- [Activity]: Please copy each line of the listing that includes the string "Carolina".

- [Supplied records]:
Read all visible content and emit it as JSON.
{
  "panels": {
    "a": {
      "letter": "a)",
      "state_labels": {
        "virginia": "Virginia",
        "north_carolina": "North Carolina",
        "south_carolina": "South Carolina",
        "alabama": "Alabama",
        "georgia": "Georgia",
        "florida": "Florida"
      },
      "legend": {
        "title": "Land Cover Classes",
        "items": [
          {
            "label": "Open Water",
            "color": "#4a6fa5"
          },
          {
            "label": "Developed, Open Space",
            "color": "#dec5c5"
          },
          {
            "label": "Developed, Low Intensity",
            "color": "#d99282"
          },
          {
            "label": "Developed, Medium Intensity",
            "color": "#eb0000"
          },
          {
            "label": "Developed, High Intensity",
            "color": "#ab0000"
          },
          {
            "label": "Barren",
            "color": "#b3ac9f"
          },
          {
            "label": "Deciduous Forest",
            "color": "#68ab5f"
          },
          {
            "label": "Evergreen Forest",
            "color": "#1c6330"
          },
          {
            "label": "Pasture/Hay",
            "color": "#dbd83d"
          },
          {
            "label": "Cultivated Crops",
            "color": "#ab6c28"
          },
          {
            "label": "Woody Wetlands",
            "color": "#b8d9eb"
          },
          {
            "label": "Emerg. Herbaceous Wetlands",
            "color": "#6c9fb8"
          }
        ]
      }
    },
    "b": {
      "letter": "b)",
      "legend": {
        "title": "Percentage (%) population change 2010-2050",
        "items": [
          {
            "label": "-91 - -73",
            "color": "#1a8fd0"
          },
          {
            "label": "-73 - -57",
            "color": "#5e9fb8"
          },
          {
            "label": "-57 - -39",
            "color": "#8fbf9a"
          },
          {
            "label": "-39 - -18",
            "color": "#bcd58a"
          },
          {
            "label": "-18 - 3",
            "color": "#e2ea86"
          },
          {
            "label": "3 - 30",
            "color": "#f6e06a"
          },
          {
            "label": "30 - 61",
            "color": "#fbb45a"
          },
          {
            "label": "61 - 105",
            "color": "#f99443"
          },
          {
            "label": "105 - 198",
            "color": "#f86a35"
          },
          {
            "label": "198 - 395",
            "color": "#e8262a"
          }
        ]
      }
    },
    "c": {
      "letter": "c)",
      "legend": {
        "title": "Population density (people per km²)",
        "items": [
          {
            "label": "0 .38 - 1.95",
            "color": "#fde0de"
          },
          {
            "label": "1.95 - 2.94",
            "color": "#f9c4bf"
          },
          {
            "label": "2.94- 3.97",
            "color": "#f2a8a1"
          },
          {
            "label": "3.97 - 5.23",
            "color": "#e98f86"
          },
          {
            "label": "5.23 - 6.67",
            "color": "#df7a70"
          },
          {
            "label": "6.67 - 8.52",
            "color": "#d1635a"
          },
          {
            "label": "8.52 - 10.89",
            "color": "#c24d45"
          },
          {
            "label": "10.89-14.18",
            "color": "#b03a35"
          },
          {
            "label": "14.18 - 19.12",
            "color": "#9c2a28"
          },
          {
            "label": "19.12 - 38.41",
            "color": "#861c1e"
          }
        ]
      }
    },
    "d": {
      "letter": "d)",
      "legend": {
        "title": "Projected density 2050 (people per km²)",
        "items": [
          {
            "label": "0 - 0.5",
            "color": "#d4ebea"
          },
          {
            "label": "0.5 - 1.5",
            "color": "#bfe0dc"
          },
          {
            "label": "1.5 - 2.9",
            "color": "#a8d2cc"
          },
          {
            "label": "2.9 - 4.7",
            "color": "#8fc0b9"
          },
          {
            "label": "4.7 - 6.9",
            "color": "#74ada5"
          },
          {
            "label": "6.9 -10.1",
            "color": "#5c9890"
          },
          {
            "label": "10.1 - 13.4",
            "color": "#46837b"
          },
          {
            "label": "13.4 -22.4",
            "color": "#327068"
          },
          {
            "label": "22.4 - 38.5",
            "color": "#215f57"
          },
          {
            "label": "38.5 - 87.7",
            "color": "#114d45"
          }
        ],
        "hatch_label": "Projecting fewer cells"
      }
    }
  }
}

...

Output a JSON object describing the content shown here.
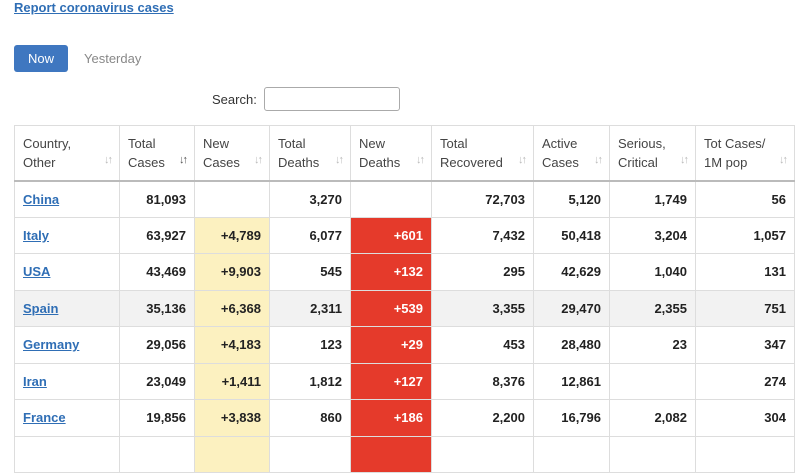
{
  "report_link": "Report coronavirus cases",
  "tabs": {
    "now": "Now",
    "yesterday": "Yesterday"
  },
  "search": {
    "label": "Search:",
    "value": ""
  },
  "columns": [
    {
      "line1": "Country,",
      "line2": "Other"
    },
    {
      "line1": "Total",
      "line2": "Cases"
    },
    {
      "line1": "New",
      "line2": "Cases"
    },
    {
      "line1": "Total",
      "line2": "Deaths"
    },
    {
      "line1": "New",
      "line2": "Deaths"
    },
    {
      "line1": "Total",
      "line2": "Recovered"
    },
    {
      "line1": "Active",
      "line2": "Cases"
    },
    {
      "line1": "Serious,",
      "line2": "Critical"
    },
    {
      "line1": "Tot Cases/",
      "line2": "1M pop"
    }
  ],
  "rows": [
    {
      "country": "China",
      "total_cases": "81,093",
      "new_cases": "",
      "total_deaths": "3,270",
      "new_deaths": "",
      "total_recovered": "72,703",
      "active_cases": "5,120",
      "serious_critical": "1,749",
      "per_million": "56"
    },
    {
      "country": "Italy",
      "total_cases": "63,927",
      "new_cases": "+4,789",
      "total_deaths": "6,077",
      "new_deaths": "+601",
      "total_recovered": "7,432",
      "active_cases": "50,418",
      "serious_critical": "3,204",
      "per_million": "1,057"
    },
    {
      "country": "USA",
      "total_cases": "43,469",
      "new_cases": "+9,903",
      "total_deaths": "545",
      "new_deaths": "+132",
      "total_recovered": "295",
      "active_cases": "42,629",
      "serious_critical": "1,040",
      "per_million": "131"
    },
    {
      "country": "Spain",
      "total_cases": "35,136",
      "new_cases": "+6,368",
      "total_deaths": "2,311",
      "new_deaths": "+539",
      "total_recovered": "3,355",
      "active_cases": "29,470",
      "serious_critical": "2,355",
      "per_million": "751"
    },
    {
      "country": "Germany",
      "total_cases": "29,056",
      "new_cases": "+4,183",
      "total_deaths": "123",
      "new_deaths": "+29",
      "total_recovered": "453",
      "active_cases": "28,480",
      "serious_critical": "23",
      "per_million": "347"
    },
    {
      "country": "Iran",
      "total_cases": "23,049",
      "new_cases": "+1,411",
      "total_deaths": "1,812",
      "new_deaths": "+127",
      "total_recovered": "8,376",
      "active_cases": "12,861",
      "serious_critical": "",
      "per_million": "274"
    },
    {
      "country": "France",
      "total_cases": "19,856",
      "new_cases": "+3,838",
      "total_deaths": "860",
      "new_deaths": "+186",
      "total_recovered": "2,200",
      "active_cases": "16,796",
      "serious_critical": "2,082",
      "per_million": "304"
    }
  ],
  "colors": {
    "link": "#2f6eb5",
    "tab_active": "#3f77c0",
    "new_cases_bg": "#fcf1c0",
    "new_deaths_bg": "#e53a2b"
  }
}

- [Response to the exercise]:
        "north_carolina": "North Carolina",
        "south_carolina": "South Carolina",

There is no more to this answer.